What to produce: Comb the records below for the string "Fluoride" and copy each line where it turns up.

Data entries:
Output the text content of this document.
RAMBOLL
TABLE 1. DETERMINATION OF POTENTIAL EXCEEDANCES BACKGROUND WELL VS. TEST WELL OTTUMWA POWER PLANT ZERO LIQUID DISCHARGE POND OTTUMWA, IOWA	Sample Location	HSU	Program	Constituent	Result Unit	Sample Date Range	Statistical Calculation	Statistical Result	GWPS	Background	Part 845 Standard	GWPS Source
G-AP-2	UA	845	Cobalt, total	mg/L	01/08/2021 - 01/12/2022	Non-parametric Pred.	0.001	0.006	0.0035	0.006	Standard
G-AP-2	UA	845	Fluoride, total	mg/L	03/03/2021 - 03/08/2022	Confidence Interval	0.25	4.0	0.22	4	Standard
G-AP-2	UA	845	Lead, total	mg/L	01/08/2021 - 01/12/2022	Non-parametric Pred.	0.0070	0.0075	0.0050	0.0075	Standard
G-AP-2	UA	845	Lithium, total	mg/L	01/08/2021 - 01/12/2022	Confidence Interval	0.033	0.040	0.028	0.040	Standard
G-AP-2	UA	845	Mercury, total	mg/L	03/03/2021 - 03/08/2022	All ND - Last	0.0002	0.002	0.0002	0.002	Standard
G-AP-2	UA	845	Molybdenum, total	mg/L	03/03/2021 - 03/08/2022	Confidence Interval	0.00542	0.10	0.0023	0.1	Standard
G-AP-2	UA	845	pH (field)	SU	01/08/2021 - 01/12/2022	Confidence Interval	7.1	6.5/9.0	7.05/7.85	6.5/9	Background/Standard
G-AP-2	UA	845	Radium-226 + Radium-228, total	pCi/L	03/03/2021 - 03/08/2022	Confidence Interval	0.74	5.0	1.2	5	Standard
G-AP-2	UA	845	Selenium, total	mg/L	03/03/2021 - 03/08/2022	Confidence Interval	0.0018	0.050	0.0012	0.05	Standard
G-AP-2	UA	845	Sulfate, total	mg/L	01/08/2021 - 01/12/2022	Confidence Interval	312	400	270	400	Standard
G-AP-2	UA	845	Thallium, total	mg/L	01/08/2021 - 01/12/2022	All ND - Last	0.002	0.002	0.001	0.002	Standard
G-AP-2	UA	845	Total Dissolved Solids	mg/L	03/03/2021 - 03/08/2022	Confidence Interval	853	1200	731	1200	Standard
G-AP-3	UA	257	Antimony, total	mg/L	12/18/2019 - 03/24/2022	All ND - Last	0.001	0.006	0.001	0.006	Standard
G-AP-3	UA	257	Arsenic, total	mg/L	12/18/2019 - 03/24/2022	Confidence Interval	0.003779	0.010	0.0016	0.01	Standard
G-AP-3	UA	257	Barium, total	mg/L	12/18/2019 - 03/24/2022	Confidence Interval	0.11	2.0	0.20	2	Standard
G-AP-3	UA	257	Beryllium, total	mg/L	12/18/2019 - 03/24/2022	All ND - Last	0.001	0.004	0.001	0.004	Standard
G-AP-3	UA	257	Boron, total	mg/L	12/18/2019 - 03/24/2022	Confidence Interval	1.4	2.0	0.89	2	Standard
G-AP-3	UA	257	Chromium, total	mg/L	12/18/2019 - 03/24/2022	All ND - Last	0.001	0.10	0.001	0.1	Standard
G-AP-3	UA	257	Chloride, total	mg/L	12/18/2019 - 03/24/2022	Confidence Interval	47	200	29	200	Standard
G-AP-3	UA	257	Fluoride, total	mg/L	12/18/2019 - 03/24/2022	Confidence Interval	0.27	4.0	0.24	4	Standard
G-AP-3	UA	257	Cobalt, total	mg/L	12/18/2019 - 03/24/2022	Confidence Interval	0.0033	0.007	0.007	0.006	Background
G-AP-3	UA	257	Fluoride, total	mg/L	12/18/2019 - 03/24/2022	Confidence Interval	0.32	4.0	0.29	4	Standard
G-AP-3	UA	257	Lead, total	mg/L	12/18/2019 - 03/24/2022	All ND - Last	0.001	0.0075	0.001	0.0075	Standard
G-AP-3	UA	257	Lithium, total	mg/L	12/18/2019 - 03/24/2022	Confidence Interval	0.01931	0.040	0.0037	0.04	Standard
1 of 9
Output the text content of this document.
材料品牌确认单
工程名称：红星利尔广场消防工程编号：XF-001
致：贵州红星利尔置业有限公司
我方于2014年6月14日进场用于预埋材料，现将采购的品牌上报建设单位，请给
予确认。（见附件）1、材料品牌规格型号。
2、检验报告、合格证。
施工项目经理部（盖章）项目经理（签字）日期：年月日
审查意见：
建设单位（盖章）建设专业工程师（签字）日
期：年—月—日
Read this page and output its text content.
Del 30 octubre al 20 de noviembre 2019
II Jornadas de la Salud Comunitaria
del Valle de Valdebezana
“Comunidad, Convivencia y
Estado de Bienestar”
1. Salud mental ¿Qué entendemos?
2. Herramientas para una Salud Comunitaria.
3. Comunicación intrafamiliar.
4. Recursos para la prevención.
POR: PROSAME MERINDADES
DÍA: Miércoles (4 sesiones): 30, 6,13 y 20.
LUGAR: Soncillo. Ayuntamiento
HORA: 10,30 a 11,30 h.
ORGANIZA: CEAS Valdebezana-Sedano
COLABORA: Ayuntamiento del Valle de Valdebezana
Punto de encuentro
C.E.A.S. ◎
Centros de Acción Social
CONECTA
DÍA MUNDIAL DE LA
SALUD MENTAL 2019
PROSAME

Solution to the problem:
G-AP-2	UA	845	Fluoride, total	mg/L	03/03/2021 - 03/08/2022	Confidence Interval	0.25	4.0	0.22	4	Standard
G-AP-3	UA	257	Fluoride, total	mg/L	12/18/2019 - 03/24/2022	Confidence Interval	0.27	4.0	0.24	4	Standard
G-AP-3	UA	257	Fluoride, total	mg/L	12/18/2019 - 03/24/2022	Confidence Interval	0.32	4.0	0.29	4	Standard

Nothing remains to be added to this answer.